Excerpted records:
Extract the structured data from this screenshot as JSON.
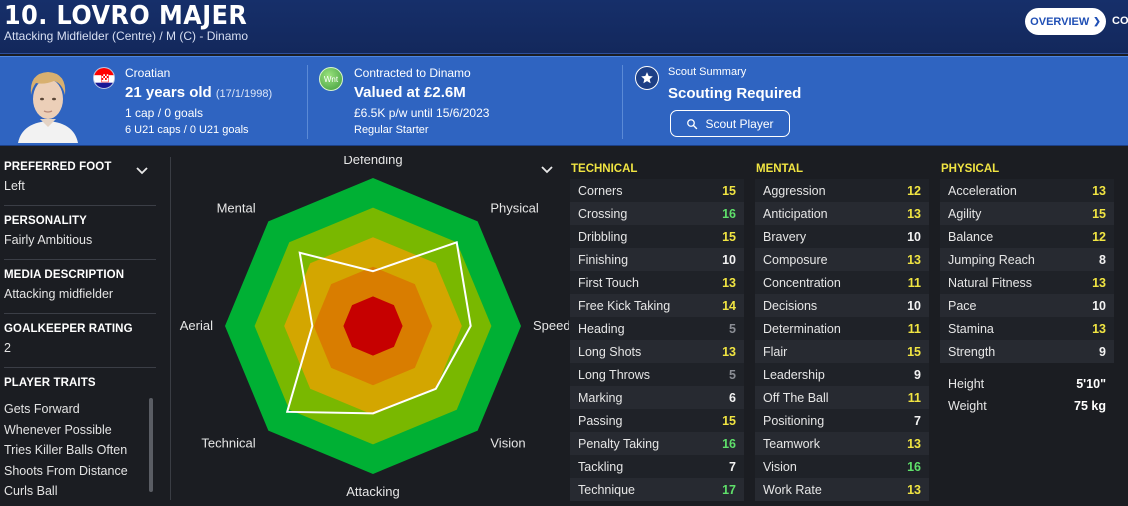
{
  "header": {
    "player_name": "10. LOVRO MAJER",
    "subtitle": "Attacking Midfielder (Centre) / M (C) - Dinamo",
    "overview_label": "OVERVIEW",
    "next_tab_label": "CO"
  },
  "info": {
    "nationality": "Croatian",
    "age": "21 years old",
    "dob": "(17/1/1998)",
    "caps": "1 cap / 0 goals",
    "u21_caps": "6 U21 caps / 0 U21 goals",
    "club_badge_text": "Wnt",
    "contract": "Contracted to Dinamo",
    "value": "Valued at £2.6M",
    "wage": "£6.5K p/w until 15/6/2023",
    "status": "Regular Starter",
    "scout_title": "Scout Summary",
    "scout_status": "Scouting Required",
    "scout_button": "Scout Player"
  },
  "profile": {
    "preferred_foot_label": "PREFERRED FOOT",
    "preferred_foot": "Left",
    "personality_label": "PERSONALITY",
    "personality": "Fairly Ambitious",
    "media_label": "MEDIA DESCRIPTION",
    "media": "Attacking midfielder",
    "gk_rating_label": "GOALKEEPER RATING",
    "gk_rating": "2",
    "traits_label": "PLAYER TRAITS",
    "traits": [
      "Gets Forward",
      "Whenever Possible",
      "Tries Killer Balls Often",
      "Shoots From Distance",
      "Curls Ball"
    ]
  },
  "radar": {
    "labels": [
      "Defending",
      "Physical",
      "Speed",
      "Vision",
      "Attacking",
      "Technical",
      "Aerial",
      "Mental"
    ],
    "values": [
      0.37,
      0.8,
      0.66,
      0.6,
      0.59,
      0.82,
      0.41,
      0.7
    ],
    "band_colors": [
      "#00b034",
      "#79b800",
      "#d3a600",
      "#d97d00",
      "#c60000"
    ]
  },
  "technical": {
    "label": "TECHNICAL",
    "rows": [
      {
        "name": "Corners",
        "value": "15",
        "color": "yellow"
      },
      {
        "name": "Crossing",
        "value": "16",
        "color": "green"
      },
      {
        "name": "Dribbling",
        "value": "15",
        "color": "yellow"
      },
      {
        "name": "Finishing",
        "value": "10",
        "color": "white"
      },
      {
        "name": "First Touch",
        "value": "13",
        "color": "yellow"
      },
      {
        "name": "Free Kick Taking",
        "value": "14",
        "color": "yellow"
      },
      {
        "name": "Heading",
        "value": "5",
        "color": "grey"
      },
      {
        "name": "Long Shots",
        "value": "13",
        "color": "yellow"
      },
      {
        "name": "Long Throws",
        "value": "5",
        "color": "grey"
      },
      {
        "name": "Marking",
        "value": "6",
        "color": "white"
      },
      {
        "name": "Passing",
        "value": "15",
        "color": "yellow"
      },
      {
        "name": "Penalty Taking",
        "value": "16",
        "color": "green"
      },
      {
        "name": "Tackling",
        "value": "7",
        "color": "white"
      },
      {
        "name": "Technique",
        "value": "17",
        "color": "green"
      }
    ]
  },
  "mental": {
    "label": "MENTAL",
    "rows": [
      {
        "name": "Aggression",
        "value": "12",
        "color": "yellow"
      },
      {
        "name": "Anticipation",
        "value": "13",
        "color": "yellow"
      },
      {
        "name": "Bravery",
        "value": "10",
        "color": "white"
      },
      {
        "name": "Composure",
        "value": "13",
        "color": "yellow"
      },
      {
        "name": "Concentration",
        "value": "11",
        "color": "yellow"
      },
      {
        "name": "Decisions",
        "value": "10",
        "color": "white"
      },
      {
        "name": "Determination",
        "value": "11",
        "color": "yellow"
      },
      {
        "name": "Flair",
        "value": "15",
        "color": "yellow"
      },
      {
        "name": "Leadership",
        "value": "9",
        "color": "white"
      },
      {
        "name": "Off The Ball",
        "value": "11",
        "color": "yellow"
      },
      {
        "name": "Positioning",
        "value": "7",
        "color": "white"
      },
      {
        "name": "Teamwork",
        "value": "13",
        "color": "yellow"
      },
      {
        "name": "Vision",
        "value": "16",
        "color": "green"
      },
      {
        "name": "Work Rate",
        "value": "13",
        "color": "yellow"
      }
    ]
  },
  "physical": {
    "label": "PHYSICAL",
    "rows": [
      {
        "name": "Acceleration",
        "value": "13",
        "color": "yellow"
      },
      {
        "name": "Agility",
        "value": "15",
        "color": "yellow"
      },
      {
        "name": "Balance",
        "value": "12",
        "color": "yellow"
      },
      {
        "name": "Jumping Reach",
        "value": "8",
        "color": "white"
      },
      {
        "name": "Natural Fitness",
        "value": "13",
        "color": "yellow"
      },
      {
        "name": "Pace",
        "value": "10",
        "color": "white"
      },
      {
        "name": "Stamina",
        "value": "13",
        "color": "yellow"
      },
      {
        "name": "Strength",
        "value": "9",
        "color": "white"
      }
    ],
    "height_label": "Height",
    "height": "5'10\"",
    "weight_label": "Weight",
    "weight": "75 kg"
  }
}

Task: In how many lines of the data does the string "Attacking" appear? Give only the number.

Answer to this problem: 3